**Prompt**. Rename "camera-view-tile" as "camera-feed-tile" in the data, starting at the first line and ending at the line that contains "cctv-grid-tile bbox=[74, 68, 131, 106]". Write out only those lines, with nothing else changed.

**Input**.
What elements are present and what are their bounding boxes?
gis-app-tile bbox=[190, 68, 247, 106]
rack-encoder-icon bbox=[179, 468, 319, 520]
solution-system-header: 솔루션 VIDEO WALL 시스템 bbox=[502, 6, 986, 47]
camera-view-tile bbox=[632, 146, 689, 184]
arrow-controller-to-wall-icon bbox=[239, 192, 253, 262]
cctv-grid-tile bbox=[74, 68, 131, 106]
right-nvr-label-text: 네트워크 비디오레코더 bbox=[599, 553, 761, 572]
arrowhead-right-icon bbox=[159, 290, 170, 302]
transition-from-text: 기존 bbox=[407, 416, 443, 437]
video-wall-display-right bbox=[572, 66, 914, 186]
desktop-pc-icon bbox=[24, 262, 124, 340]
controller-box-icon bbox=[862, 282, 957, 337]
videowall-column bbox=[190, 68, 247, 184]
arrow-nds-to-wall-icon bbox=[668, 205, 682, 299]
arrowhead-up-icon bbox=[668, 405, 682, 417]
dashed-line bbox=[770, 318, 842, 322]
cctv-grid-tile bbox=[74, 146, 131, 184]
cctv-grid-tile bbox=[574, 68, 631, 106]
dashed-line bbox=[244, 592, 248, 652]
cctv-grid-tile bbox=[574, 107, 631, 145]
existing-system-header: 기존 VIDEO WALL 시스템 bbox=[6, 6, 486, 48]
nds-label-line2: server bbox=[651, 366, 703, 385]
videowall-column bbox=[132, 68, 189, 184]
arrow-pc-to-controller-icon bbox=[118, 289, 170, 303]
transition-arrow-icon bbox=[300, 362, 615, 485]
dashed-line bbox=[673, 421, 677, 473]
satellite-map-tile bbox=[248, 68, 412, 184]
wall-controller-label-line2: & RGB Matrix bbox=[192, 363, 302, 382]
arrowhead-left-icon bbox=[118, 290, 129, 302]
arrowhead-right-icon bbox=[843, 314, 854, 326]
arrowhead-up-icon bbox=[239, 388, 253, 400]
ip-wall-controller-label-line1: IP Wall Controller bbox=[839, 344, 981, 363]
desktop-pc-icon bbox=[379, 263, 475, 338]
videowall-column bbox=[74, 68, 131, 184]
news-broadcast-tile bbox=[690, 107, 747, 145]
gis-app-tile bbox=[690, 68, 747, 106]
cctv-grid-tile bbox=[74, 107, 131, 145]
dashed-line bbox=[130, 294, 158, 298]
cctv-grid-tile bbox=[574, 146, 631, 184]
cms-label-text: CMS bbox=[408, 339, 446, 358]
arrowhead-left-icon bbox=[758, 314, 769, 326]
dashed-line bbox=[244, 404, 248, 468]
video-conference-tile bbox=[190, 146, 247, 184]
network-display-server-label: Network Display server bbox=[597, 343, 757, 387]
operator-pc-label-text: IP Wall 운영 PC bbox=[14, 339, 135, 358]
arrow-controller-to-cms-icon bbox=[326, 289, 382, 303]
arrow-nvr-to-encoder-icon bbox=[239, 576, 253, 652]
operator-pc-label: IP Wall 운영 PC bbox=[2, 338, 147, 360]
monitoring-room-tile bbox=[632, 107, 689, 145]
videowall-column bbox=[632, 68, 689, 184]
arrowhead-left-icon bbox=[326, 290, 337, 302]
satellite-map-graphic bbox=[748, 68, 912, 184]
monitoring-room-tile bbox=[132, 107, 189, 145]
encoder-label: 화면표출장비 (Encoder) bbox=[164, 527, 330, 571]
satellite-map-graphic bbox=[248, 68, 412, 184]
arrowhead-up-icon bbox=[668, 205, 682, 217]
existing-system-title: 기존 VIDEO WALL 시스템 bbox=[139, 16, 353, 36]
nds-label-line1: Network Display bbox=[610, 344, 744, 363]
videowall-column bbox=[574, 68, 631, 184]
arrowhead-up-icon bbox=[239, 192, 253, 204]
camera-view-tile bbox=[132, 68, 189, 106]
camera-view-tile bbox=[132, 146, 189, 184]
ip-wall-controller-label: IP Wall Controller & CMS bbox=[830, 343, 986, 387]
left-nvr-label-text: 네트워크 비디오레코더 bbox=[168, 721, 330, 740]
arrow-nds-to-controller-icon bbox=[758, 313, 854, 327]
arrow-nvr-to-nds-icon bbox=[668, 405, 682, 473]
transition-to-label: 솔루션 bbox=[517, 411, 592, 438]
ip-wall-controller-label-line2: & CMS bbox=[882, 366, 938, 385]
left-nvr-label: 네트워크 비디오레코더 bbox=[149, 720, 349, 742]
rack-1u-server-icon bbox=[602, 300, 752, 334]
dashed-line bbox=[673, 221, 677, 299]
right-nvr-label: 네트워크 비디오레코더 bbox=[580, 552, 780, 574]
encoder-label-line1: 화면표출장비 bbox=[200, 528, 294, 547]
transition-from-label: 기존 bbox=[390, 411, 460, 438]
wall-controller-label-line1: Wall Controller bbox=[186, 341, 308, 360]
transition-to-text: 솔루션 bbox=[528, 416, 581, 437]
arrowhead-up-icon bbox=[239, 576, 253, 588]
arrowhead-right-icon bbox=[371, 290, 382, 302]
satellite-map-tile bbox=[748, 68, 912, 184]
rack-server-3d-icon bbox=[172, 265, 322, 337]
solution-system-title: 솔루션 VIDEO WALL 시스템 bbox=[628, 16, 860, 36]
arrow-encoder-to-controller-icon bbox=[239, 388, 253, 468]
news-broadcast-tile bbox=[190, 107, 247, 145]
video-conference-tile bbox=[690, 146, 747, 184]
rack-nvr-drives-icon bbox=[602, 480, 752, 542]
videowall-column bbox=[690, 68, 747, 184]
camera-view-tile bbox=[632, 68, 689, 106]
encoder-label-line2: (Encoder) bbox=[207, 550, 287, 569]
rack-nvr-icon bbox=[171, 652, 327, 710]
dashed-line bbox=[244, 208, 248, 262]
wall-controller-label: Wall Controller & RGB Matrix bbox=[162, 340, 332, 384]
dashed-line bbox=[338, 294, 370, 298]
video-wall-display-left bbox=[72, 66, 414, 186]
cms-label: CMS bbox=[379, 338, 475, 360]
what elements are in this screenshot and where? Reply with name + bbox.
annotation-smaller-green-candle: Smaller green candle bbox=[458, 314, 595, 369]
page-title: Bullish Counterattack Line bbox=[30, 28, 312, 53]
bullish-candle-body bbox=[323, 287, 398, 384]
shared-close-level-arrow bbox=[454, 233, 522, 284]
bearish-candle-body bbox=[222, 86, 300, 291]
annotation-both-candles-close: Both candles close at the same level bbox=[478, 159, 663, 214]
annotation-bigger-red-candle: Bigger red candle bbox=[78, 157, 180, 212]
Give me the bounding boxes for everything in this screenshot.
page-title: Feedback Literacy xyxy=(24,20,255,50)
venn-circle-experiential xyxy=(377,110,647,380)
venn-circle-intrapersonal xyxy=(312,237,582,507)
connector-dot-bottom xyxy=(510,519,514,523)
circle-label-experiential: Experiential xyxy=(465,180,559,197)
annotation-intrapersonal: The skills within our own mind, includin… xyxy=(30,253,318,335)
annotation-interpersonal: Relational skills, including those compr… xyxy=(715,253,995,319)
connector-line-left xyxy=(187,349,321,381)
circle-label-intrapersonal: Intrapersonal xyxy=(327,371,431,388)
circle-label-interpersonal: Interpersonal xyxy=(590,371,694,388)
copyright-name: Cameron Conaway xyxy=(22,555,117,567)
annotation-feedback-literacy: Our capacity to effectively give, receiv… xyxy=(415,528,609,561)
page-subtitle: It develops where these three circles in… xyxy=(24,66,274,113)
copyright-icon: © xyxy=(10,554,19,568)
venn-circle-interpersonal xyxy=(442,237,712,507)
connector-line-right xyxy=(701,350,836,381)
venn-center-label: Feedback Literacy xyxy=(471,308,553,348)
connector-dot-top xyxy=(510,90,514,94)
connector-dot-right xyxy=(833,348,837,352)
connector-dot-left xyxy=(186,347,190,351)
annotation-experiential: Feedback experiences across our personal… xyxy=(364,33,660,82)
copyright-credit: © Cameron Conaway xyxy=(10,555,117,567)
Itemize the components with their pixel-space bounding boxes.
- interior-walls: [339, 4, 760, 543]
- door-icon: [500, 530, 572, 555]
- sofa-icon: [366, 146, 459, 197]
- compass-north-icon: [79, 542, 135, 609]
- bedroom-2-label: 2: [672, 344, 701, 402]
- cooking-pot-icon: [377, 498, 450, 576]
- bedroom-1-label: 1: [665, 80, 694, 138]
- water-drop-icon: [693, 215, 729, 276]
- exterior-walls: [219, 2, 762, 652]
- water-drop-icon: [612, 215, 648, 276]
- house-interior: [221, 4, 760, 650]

**Full answer**.
What elements are present and what are their bounding boxes?
gis-app-tile bbox=[190, 68, 247, 106]
rack-encoder-icon bbox=[179, 468, 319, 520]
solution-system-header: 솔루션 VIDEO WALL 시스템 bbox=[502, 6, 986, 47]
camera-feed-tile bbox=[632, 146, 689, 184]
arrow-controller-to-wall-icon bbox=[239, 192, 253, 262]
cctv-grid-tile bbox=[74, 68, 131, 106]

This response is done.